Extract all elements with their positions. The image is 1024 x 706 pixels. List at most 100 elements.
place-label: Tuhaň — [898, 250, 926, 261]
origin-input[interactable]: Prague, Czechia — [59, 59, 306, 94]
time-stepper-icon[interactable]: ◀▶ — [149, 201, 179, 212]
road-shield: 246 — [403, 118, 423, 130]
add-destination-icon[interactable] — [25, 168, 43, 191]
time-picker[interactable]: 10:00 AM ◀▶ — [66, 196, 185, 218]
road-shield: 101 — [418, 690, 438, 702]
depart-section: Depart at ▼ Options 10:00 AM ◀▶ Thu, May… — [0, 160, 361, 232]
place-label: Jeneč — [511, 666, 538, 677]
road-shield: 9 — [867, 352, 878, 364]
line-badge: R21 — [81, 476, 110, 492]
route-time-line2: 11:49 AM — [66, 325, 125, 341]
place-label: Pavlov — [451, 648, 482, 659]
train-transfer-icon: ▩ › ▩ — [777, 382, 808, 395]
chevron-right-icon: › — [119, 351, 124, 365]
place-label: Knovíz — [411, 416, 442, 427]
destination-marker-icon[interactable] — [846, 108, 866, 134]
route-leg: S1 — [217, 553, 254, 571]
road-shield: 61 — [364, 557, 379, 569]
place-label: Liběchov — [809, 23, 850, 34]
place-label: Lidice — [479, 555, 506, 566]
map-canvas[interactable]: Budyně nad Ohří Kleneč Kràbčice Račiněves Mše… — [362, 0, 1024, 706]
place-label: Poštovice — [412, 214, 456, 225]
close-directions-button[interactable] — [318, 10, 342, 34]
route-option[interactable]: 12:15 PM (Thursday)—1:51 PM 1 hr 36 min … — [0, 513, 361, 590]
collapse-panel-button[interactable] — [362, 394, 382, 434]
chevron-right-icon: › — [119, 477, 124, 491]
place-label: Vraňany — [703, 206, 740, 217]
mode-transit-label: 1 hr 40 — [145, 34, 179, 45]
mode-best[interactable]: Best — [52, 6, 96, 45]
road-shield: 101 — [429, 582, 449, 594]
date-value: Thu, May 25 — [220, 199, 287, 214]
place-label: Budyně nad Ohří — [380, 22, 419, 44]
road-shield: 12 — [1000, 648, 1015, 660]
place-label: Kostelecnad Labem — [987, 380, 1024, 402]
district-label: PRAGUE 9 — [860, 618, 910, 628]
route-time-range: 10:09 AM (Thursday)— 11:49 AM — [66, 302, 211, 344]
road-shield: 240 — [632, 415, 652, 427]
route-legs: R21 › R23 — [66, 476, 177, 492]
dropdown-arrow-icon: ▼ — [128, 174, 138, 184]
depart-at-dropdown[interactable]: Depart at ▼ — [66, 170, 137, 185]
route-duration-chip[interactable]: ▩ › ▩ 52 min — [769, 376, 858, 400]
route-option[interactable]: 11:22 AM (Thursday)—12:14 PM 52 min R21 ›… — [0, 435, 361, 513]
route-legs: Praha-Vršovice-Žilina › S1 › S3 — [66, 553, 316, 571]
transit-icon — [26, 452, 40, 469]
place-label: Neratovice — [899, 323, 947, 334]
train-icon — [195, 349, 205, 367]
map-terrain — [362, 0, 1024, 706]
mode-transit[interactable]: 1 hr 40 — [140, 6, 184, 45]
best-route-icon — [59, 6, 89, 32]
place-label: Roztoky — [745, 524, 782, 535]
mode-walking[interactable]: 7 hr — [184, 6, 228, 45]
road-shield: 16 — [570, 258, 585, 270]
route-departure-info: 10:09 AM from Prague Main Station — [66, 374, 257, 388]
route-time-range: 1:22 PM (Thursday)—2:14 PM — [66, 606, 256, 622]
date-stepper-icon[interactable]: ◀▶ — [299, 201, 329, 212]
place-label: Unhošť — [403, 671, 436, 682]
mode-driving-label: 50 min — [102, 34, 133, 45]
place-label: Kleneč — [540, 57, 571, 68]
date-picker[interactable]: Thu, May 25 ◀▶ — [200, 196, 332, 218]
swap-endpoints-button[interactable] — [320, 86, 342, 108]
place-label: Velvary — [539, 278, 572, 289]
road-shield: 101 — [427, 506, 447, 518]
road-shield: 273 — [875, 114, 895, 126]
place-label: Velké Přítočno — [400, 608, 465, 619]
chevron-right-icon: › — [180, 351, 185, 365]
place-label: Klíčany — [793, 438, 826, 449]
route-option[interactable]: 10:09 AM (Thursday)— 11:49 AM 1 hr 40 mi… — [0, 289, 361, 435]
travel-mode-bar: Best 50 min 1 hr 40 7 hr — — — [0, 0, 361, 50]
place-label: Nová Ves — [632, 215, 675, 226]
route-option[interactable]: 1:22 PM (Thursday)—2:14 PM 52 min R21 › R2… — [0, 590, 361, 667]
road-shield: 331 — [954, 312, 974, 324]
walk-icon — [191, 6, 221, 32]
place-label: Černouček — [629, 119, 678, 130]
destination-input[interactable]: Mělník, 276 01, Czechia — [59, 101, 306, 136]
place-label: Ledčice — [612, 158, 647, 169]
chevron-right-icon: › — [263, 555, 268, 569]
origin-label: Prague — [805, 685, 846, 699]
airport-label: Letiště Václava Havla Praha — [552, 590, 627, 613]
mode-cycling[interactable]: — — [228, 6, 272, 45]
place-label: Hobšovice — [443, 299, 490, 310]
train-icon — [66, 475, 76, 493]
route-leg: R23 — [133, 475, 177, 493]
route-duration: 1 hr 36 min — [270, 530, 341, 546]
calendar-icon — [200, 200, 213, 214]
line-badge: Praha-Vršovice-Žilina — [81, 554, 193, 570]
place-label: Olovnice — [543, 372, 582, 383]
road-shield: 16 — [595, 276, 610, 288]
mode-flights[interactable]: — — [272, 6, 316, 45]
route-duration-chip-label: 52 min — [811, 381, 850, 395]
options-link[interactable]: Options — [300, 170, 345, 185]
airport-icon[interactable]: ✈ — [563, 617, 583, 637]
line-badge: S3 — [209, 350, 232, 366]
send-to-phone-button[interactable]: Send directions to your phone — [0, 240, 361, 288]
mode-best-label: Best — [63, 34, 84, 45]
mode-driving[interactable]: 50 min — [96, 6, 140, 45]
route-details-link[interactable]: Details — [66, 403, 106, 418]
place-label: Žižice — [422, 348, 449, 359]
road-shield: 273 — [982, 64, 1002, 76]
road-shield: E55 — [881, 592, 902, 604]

◆ **Task directions**:
Could you copy the data word for word, starting at its first line and ending at the line that contains "place-label: Liběchov — [809, 23, 850, 34]", with both of those lines included?

◆ **Output of the task**:
Extract all elements with their positions. The image is 1024 x 706 pixels. List at most 100 elements.
place-label: Tuhaň — [898, 250, 926, 261]
origin-input[interactable]: Prague, Czechia — [59, 59, 306, 94]
time-stepper-icon[interactable]: ◀▶ — [149, 201, 179, 212]
road-shield: 246 — [403, 118, 423, 130]
add-destination-icon[interactable] — [25, 168, 43, 191]
time-picker[interactable]: 10:00 AM ◀▶ — [66, 196, 185, 218]
road-shield: 101 — [418, 690, 438, 702]
depart-section: Depart at ▼ Options 10:00 AM ◀▶ Thu, May… — [0, 160, 361, 232]
place-label: Jeneč — [511, 666, 538, 677]
road-shield: 9 — [867, 352, 878, 364]
line-badge: R21 — [81, 476, 110, 492]
route-time-line2: 11:49 AM — [66, 325, 125, 341]
place-label: Pavlov — [451, 648, 482, 659]
train-transfer-icon: ▩ › ▩ — [777, 382, 808, 395]
chevron-right-icon: › — [119, 351, 124, 365]
place-label: Knovíz — [411, 416, 442, 427]
destination-marker-icon[interactable] — [846, 108, 866, 134]
route-leg: S1 — [217, 553, 254, 571]
road-shield: 61 — [364, 557, 379, 569]
place-label: Liběchov — [809, 23, 850, 34]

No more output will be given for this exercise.